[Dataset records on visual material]
<<<<
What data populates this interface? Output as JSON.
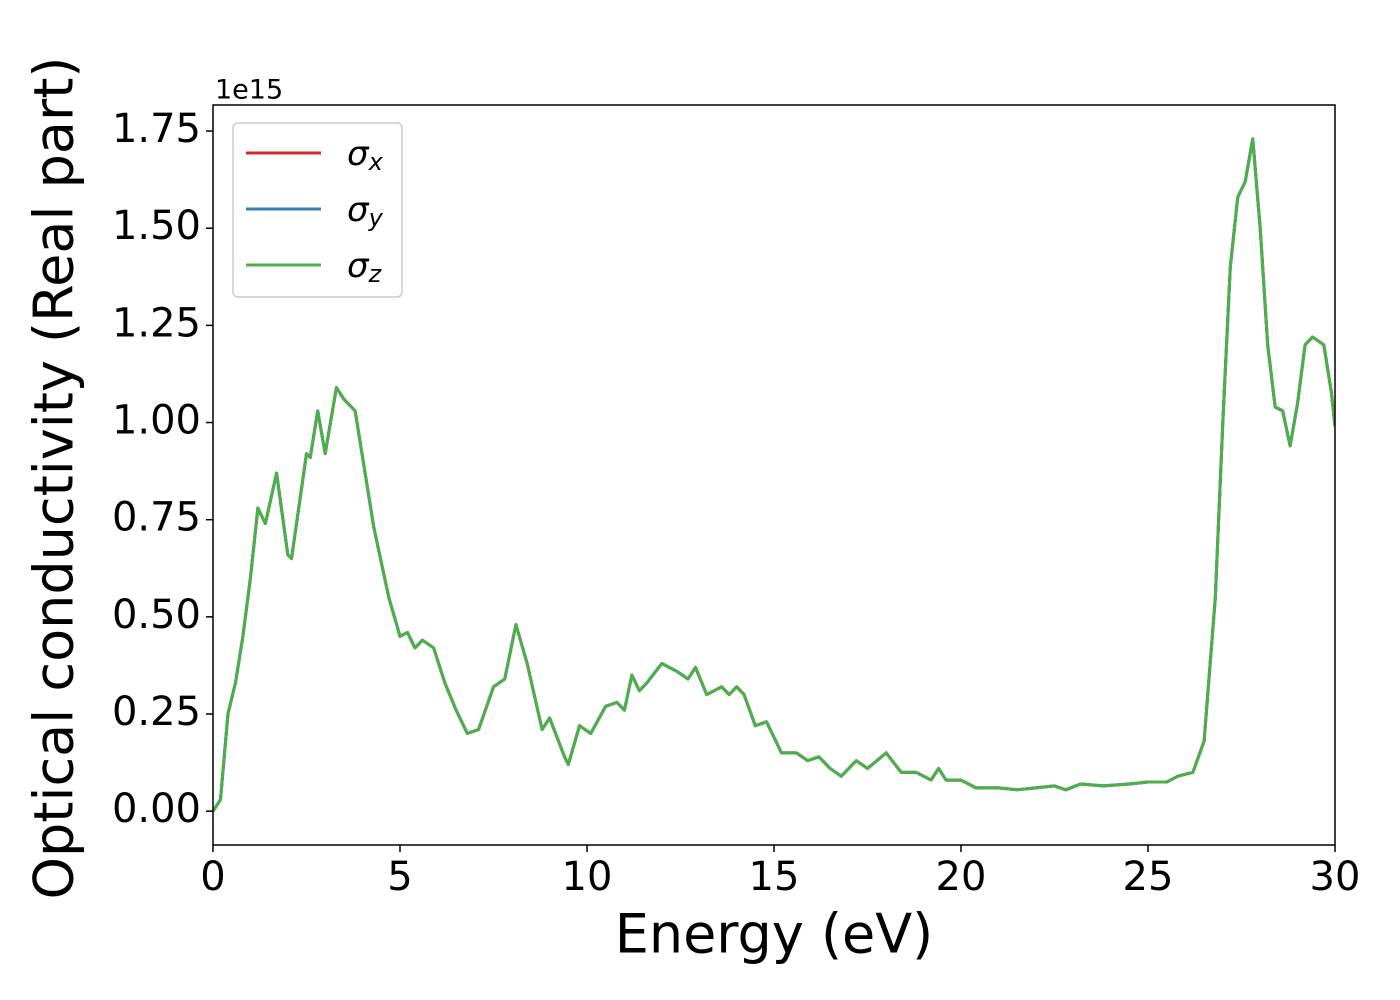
{
  "chart_data": {
    "type": "line",
    "x_label": "Energy (eV)",
    "y_label": "Optical conductivity (Real part)",
    "y_offset_label": "1e15",
    "x": [
      0,
      0.2,
      0.4,
      0.6,
      0.8,
      1.0,
      1.2,
      1.4,
      1.7,
      2.0,
      2.1,
      2.5,
      2.6,
      2.8,
      3.0,
      3.3,
      3.5,
      3.8,
      4.0,
      4.3,
      4.7,
      5.0,
      5.2,
      5.4,
      5.6,
      5.9,
      6.2,
      6.5,
      6.8,
      7.1,
      7.5,
      7.8,
      8.1,
      8.4,
      8.8,
      9.0,
      9.4,
      9.5,
      9.8,
      10.1,
      10.5,
      10.8,
      11.0,
      11.2,
      11.4,
      11.6,
      12.0,
      12.4,
      12.7,
      12.9,
      13.2,
      13.6,
      13.8,
      14.0,
      14.2,
      14.5,
      14.8,
      15.2,
      15.6,
      15.9,
      16.2,
      16.5,
      16.8,
      17.2,
      17.5,
      18.0,
      18.4,
      18.8,
      19.2,
      19.4,
      19.6,
      20.0,
      20.4,
      21.0,
      21.5,
      22.0,
      22.5,
      22.8,
      23.2,
      23.8,
      24.5,
      25.0,
      25.5,
      25.8,
      26.2,
      26.5,
      26.8,
      27.0,
      27.2,
      27.4,
      27.6,
      27.8,
      28.0,
      28.2,
      28.4,
      28.6,
      28.8,
      29.0,
      29.2,
      29.4,
      29.7,
      29.9,
      30.0
    ],
    "series": [
      {
        "name": "σx",
        "color": "#d62728",
        "values": [
          0,
          0.03,
          0.25,
          0.33,
          0.45,
          0.6,
          0.78,
          0.74,
          0.87,
          0.66,
          0.65,
          0.92,
          0.91,
          1.03,
          0.92,
          1.09,
          1.06,
          1.03,
          0.91,
          0.73,
          0.55,
          0.45,
          0.46,
          0.42,
          0.44,
          0.42,
          0.33,
          0.26,
          0.2,
          0.21,
          0.32,
          0.34,
          0.48,
          0.38,
          0.21,
          0.24,
          0.14,
          0.12,
          0.22,
          0.2,
          0.27,
          0.28,
          0.26,
          0.35,
          0.31,
          0.33,
          0.38,
          0.36,
          0.34,
          0.37,
          0.3,
          0.32,
          0.3,
          0.32,
          0.3,
          0.22,
          0.23,
          0.15,
          0.15,
          0.13,
          0.14,
          0.11,
          0.09,
          0.13,
          0.11,
          0.15,
          0.1,
          0.1,
          0.08,
          0.11,
          0.08,
          0.08,
          0.06,
          0.06,
          0.055,
          0.06,
          0.065,
          0.055,
          0.07,
          0.065,
          0.07,
          0.075,
          0.075,
          0.09,
          0.1,
          0.18,
          0.55,
          1.0,
          1.4,
          1.58,
          1.62,
          1.73,
          1.5,
          1.2,
          1.04,
          1.03,
          0.94,
          1.05,
          1.2,
          1.22,
          1.2,
          1.08,
          0.99
        ]
      },
      {
        "name": "σy",
        "color": "#377eb8",
        "values": [
          0,
          0.03,
          0.25,
          0.33,
          0.45,
          0.6,
          0.78,
          0.74,
          0.87,
          0.66,
          0.65,
          0.92,
          0.91,
          1.03,
          0.92,
          1.09,
          1.06,
          1.03,
          0.91,
          0.73,
          0.55,
          0.45,
          0.46,
          0.42,
          0.44,
          0.42,
          0.33,
          0.26,
          0.2,
          0.21,
          0.32,
          0.34,
          0.48,
          0.38,
          0.21,
          0.24,
          0.14,
          0.12,
          0.22,
          0.2,
          0.27,
          0.28,
          0.26,
          0.35,
          0.31,
          0.33,
          0.38,
          0.36,
          0.34,
          0.37,
          0.3,
          0.32,
          0.3,
          0.32,
          0.3,
          0.22,
          0.23,
          0.15,
          0.15,
          0.13,
          0.14,
          0.11,
          0.09,
          0.13,
          0.11,
          0.15,
          0.1,
          0.1,
          0.08,
          0.11,
          0.08,
          0.08,
          0.06,
          0.06,
          0.055,
          0.06,
          0.065,
          0.055,
          0.07,
          0.065,
          0.07,
          0.075,
          0.075,
          0.09,
          0.1,
          0.18,
          0.55,
          1.0,
          1.4,
          1.58,
          1.62,
          1.73,
          1.5,
          1.2,
          1.04,
          1.03,
          0.94,
          1.05,
          1.2,
          1.22,
          1.2,
          1.08,
          0.99
        ]
      },
      {
        "name": "σz",
        "color": "#4daf4a",
        "values": [
          0,
          0.03,
          0.25,
          0.33,
          0.45,
          0.6,
          0.78,
          0.74,
          0.87,
          0.66,
          0.65,
          0.92,
          0.91,
          1.03,
          0.92,
          1.09,
          1.06,
          1.03,
          0.91,
          0.73,
          0.55,
          0.45,
          0.46,
          0.42,
          0.44,
          0.42,
          0.33,
          0.26,
          0.2,
          0.21,
          0.32,
          0.34,
          0.48,
          0.38,
          0.21,
          0.24,
          0.14,
          0.12,
          0.22,
          0.2,
          0.27,
          0.28,
          0.26,
          0.35,
          0.31,
          0.33,
          0.38,
          0.36,
          0.34,
          0.37,
          0.3,
          0.32,
          0.3,
          0.32,
          0.3,
          0.22,
          0.23,
          0.15,
          0.15,
          0.13,
          0.14,
          0.11,
          0.09,
          0.13,
          0.11,
          0.15,
          0.1,
          0.1,
          0.08,
          0.11,
          0.08,
          0.08,
          0.06,
          0.06,
          0.055,
          0.06,
          0.065,
          0.055,
          0.07,
          0.065,
          0.07,
          0.075,
          0.075,
          0.09,
          0.1,
          0.18,
          0.55,
          1.0,
          1.4,
          1.58,
          1.62,
          1.73,
          1.5,
          1.2,
          1.04,
          1.03,
          0.94,
          1.05,
          1.2,
          1.22,
          1.2,
          1.08,
          0.99
        ]
      }
    ],
    "xlim": [
      0,
      30
    ],
    "xticks": [
      0,
      5,
      10,
      15,
      20,
      25,
      30
    ],
    "ylim": [
      -0.087,
      1.817
    ],
    "yticks": [
      {
        "value": 0,
        "label": "0.00"
      },
      0.25,
      {
        "value": 0.5,
        "label": "0.50"
      },
      0.75,
      {
        "value": 1,
        "label": "1.00"
      },
      1.25,
      {
        "value": 1.5,
        "label": "1.50"
      },
      1.75
    ],
    "grid": false,
    "legend": "upper left"
  }
}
>>>>
* _WHAT IS REQUIRED_
Give the entries again without a single change, but with no pictures.

* _THE REPLY_
What data populates this interface? Output as JSON.
{
  "chart_data": {
    "type": "line",
    "x_label": "Energy (eV)",
    "y_label": "Optical conductivity (Real part)",
    "y_offset_label": "1e15",
    "x": [
      0,
      0.2,
      0.4,
      0.6,
      0.8,
      1.0,
      1.2,
      1.4,
      1.7,
      2.0,
      2.1,
      2.5,
      2.6,
      2.8,
      3.0,
      3.3,
      3.5,
      3.8,
      4.0,
      4.3,
      4.7,
      5.0,
      5.2,
      5.4,
      5.6,
      5.9,
      6.2,
      6.5,
      6.8,
      7.1,
      7.5,
      7.8,
      8.1,
      8.4,
      8.8,
      9.0,
      9.4,
      9.5,
      9.8,
      10.1,
      10.5,
      10.8,
      11.0,
      11.2,
      11.4,
      11.6,
      12.0,
      12.4,
      12.7,
      12.9,
      13.2,
      13.6,
      13.8,
      14.0,
      14.2,
      14.5,
      14.8,
      15.2,
      15.6,
      15.9,
      16.2,
      16.5,
      16.8,
      17.2,
      17.5,
      18.0,
      18.4,
      18.8,
      19.2,
      19.4,
      19.6,
      20.0,
      20.4,
      21.0,
      21.5,
      22.0,
      22.5,
      22.8,
      23.2,
      23.8,
      24.5,
      25.0,
      25.5,
      25.8,
      26.2,
      26.5,
      26.8,
      27.0,
      27.2,
      27.4,
      27.6,
      27.8,
      28.0,
      28.2,
      28.4,
      28.6,
      28.8,
      29.0,
      29.2,
      29.4,
      29.7,
      29.9,
      30.0
    ],
    "series": [
      {
        "name": "σx",
        "color": "#d62728",
        "values": [
          0,
          0.03,
          0.25,
          0.33,
          0.45,
          0.6,
          0.78,
          0.74,
          0.87,
          0.66,
          0.65,
          0.92,
          0.91,
          1.03,
          0.92,
          1.09,
          1.06,
          1.03,
          0.91,
          0.73,
          0.55,
          0.45,
          0.46,
          0.42,
          0.44,
          0.42,
          0.33,
          0.26,
          0.2,
          0.21,
          0.32,
          0.34,
          0.48,
          0.38,
          0.21,
          0.24,
          0.14,
          0.12,
          0.22,
          0.2,
          0.27,
          0.28,
          0.26,
          0.35,
          0.31,
          0.33,
          0.38,
          0.36,
          0.34,
          0.37,
          0.3,
          0.32,
          0.3,
          0.32,
          0.3,
          0.22,
          0.23,
          0.15,
          0.15,
          0.13,
          0.14,
          0.11,
          0.09,
          0.13,
          0.11,
          0.15,
          0.1,
          0.1,
          0.08,
          0.11,
          0.08,
          0.08,
          0.06,
          0.06,
          0.055,
          0.06,
          0.065,
          0.055,
          0.07,
          0.065,
          0.07,
          0.075,
          0.075,
          0.09,
          0.1,
          0.18,
          0.55,
          1.0,
          1.4,
          1.58,
          1.62,
          1.73,
          1.5,
          1.2,
          1.04,
          1.03,
          0.94,
          1.05,
          1.2,
          1.22,
          1.2,
          1.08,
          0.99
        ]
      },
      {
        "name": "σy",
        "color": "#377eb8",
        "values": [
          0,
          0.03,
          0.25,
          0.33,
          0.45,
          0.6,
          0.78,
          0.74,
          0.87,
          0.66,
          0.65,
          0.92,
          0.91,
          1.03,
          0.92,
          1.09,
          1.06,
          1.03,
          0.91,
          0.73,
          0.55,
          0.45,
          0.46,
          0.42,
          0.44,
          0.42,
          0.33,
          0.26,
          0.2,
          0.21,
          0.32,
          0.34,
          0.48,
          0.38,
          0.21,
          0.24,
          0.14,
          0.12,
          0.22,
          0.2,
          0.27,
          0.28,
          0.26,
          0.35,
          0.31,
          0.33,
          0.38,
          0.36,
          0.34,
          0.37,
          0.3,
          0.32,
          0.3,
          0.32,
          0.3,
          0.22,
          0.23,
          0.15,
          0.15,
          0.13,
          0.14,
          0.11,
          0.09,
          0.13,
          0.11,
          0.15,
          0.1,
          0.1,
          0.08,
          0.11,
          0.08,
          0.08,
          0.06,
          0.06,
          0.055,
          0.06,
          0.065,
          0.055,
          0.07,
          0.065,
          0.07,
          0.075,
          0.075,
          0.09,
          0.1,
          0.18,
          0.55,
          1.0,
          1.4,
          1.58,
          1.62,
          1.73,
          1.5,
          1.2,
          1.04,
          1.03,
          0.94,
          1.05,
          1.2,
          1.22,
          1.2,
          1.08,
          0.99
        ]
      },
      {
        "name": "σz",
        "color": "#4daf4a",
        "values": [
          0,
          0.03,
          0.25,
          0.33,
          0.45,
          0.6,
          0.78,
          0.74,
          0.87,
          0.66,
          0.65,
          0.92,
          0.91,
          1.03,
          0.92,
          1.09,
          1.06,
          1.03,
          0.91,
          0.73,
          0.55,
          0.45,
          0.46,
          0.42,
          0.44,
          0.42,
          0.33,
          0.26,
          0.2,
          0.21,
          0.32,
          0.34,
          0.48,
          0.38,
          0.21,
          0.24,
          0.14,
          0.12,
          0.22,
          0.2,
          0.27,
          0.28,
          0.26,
          0.35,
          0.31,
          0.33,
          0.38,
          0.36,
          0.34,
          0.37,
          0.3,
          0.32,
          0.3,
          0.32,
          0.3,
          0.22,
          0.23,
          0.15,
          0.15,
          0.13,
          0.14,
          0.11,
          0.09,
          0.13,
          0.11,
          0.15,
          0.1,
          0.1,
          0.08,
          0.11,
          0.08,
          0.08,
          0.06,
          0.06,
          0.055,
          0.06,
          0.065,
          0.055,
          0.07,
          0.065,
          0.07,
          0.075,
          0.075,
          0.09,
          0.1,
          0.18,
          0.55,
          1.0,
          1.4,
          1.58,
          1.62,
          1.73,
          1.5,
          1.2,
          1.04,
          1.03,
          0.94,
          1.05,
          1.2,
          1.22,
          1.2,
          1.08,
          0.99
        ]
      }
    ],
    "xlim": [
      0,
      30
    ],
    "xticks": [
      0,
      5,
      10,
      15,
      20,
      25,
      30
    ],
    "ylim": [
      -0.087,
      1.817
    ],
    "yticks": [
      {
        "value": 0,
        "label": "0.00"
      },
      0.25,
      {
        "value": 0.5,
        "label": "0.50"
      },
      0.75,
      {
        "value": 1,
        "label": "1.00"
      },
      1.25,
      {
        "value": 1.5,
        "label": "1.50"
      },
      1.75
    ],
    "grid": false,
    "legend": "upper left"
  }
}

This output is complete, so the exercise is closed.